**WORK TO BE COMPLETED**. For every line in the data below that contains "resolution", copy the line.

**DATASET CONTENT**.
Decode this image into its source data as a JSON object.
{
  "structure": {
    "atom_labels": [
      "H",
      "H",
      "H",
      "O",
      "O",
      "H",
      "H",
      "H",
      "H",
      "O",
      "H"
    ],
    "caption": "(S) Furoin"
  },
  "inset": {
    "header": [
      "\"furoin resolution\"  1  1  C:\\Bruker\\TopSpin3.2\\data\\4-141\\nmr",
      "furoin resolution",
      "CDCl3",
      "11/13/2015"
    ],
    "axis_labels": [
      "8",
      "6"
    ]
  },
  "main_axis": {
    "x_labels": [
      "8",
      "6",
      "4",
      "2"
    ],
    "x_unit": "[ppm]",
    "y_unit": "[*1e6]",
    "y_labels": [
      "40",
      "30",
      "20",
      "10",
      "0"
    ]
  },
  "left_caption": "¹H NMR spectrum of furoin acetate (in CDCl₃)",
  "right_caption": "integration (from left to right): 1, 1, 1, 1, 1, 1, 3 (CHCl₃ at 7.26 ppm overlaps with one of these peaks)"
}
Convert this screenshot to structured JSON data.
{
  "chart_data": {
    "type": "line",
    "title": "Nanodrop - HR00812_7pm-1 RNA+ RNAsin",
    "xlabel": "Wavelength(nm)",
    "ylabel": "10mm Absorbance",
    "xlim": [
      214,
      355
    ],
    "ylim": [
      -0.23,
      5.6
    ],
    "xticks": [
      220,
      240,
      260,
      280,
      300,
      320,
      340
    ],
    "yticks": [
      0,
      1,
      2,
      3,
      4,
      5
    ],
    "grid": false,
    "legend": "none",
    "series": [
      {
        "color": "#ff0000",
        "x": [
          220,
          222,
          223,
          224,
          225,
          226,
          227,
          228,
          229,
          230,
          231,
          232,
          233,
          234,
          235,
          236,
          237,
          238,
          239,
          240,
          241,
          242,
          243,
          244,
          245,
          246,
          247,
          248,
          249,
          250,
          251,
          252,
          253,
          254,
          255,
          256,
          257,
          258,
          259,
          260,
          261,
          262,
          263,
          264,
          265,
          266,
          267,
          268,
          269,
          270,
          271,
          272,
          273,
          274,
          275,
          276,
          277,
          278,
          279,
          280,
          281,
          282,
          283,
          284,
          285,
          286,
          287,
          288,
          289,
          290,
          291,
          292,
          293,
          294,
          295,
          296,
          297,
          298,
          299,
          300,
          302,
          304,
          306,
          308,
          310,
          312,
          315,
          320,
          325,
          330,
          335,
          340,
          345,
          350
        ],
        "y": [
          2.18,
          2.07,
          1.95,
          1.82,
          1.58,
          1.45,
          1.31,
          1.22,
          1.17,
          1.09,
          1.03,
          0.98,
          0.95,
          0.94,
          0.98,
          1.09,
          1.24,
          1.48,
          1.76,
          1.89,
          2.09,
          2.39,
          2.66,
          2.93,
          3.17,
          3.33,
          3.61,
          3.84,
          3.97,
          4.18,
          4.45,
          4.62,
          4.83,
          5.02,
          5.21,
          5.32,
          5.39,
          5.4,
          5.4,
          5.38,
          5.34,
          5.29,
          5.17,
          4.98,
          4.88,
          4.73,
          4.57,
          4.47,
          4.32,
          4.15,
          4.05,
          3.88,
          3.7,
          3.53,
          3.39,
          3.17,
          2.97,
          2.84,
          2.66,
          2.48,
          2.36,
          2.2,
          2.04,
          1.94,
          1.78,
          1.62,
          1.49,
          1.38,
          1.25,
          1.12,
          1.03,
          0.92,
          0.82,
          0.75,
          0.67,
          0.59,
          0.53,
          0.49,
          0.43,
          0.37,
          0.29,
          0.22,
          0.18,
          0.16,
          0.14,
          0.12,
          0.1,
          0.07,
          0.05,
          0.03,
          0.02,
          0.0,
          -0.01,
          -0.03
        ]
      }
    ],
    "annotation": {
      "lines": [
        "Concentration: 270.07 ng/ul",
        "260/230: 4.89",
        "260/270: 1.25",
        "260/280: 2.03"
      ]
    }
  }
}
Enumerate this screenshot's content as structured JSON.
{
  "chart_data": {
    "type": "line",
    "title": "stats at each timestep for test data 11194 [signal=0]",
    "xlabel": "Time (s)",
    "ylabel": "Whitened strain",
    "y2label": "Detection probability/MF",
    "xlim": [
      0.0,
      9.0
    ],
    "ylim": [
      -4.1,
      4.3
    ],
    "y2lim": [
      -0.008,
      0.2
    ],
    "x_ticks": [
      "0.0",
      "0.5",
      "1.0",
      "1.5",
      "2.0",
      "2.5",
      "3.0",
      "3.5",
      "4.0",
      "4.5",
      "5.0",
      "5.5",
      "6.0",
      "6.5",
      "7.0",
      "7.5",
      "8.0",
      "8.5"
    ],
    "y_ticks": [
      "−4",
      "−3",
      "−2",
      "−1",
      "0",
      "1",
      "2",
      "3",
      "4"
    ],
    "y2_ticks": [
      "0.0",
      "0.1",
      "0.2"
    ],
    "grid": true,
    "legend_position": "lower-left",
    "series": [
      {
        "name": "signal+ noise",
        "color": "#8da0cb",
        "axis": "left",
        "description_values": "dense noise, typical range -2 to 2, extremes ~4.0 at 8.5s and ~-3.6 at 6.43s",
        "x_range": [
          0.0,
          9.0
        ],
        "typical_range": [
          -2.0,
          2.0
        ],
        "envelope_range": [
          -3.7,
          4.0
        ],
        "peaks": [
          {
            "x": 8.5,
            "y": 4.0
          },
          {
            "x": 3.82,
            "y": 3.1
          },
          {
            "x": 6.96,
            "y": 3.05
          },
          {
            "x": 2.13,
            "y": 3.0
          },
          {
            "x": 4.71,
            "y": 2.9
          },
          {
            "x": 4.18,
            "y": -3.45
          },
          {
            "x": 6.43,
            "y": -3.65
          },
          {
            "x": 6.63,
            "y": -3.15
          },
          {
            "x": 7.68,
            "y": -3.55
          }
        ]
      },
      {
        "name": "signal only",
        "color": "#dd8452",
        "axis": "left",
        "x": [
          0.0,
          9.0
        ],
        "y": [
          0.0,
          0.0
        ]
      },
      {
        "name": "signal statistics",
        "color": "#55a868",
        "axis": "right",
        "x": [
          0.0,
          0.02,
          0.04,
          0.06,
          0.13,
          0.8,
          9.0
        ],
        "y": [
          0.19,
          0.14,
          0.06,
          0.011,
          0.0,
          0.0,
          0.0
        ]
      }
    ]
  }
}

**EXERCISE RESULT**.
      "\"furoin resolution\"  1  1  C:\\Bruker\\TopSpin3.2\\data\\4-141\\nmr",
      "furoin resolution",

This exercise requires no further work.